-- Brief --
Check each line below for the word "Sustainability", and copy those that have it.

-- Records from a dataset --
|---|

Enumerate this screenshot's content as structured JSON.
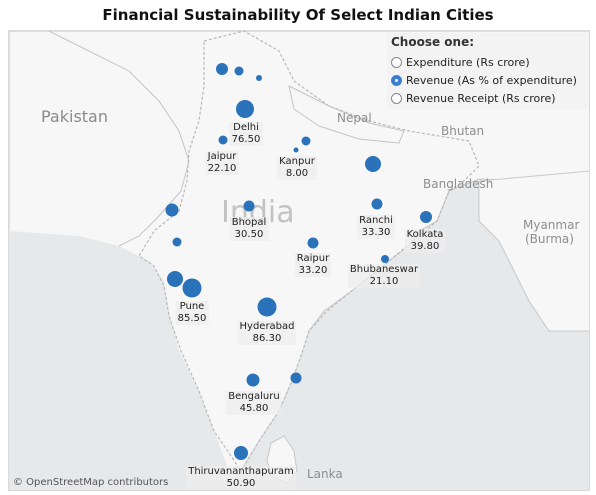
{
  "title": "Financial Sustainability Of Select Indian Cities",
  "attribution": "© OpenStreetMap contributors",
  "selector": {
    "heading": "Choose one:",
    "options": [
      {
        "label": "Expenditure (Rs crore)",
        "selected": false
      },
      {
        "label": "Revenue (As % of expenditure)",
        "selected": true
      },
      {
        "label": "Revenue Receipt (Rs crore)",
        "selected": false
      }
    ]
  },
  "regions": {
    "pakistan": "Pakistan",
    "nepal": "Nepal",
    "bhutan": "Bhutan",
    "bangladesh": "Bangladesh",
    "myanmar": "Myanmar",
    "myanmar_local": "(Burma)",
    "india": "India",
    "lanka": "Lanka"
  },
  "colors": {
    "marker": "#2a72ba",
    "land": "#f7f7f7",
    "water": "#e7e8e9",
    "selected_radio": "#3b7fd0"
  },
  "chart_data": {
    "type": "scatter",
    "title": "Financial Sustainability Of Select Indian Cities",
    "measure": "Revenue (As % of expenditure)",
    "labeled_cities": [
      {
        "name": "Delhi",
        "value": "76.50"
      },
      {
        "name": "Jaipur",
        "value": "22.10"
      },
      {
        "name": "Kanpur",
        "value": "8.00"
      },
      {
        "name": "Bhopal",
        "value": "30.50"
      },
      {
        "name": "Ranchi",
        "value": "33.30"
      },
      {
        "name": "Kolkata",
        "value": "39.80"
      },
      {
        "name": "Raipur",
        "value": "33.20"
      },
      {
        "name": "Bhubaneswar",
        "value": "21.10"
      },
      {
        "name": "Pune",
        "value": "85.50"
      },
      {
        "name": "Hyderabad",
        "value": "86.30"
      },
      {
        "name": "Bengaluru",
        "value": "45.80"
      },
      {
        "name": "Thiruvananthapuram",
        "value": "50.90"
      }
    ]
  }
}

|---|

-- Result below --
  "title": "Financial Sustainability Of Select Indian Cities",
    "title": "Financial Sustainability Of Select Indian Cities",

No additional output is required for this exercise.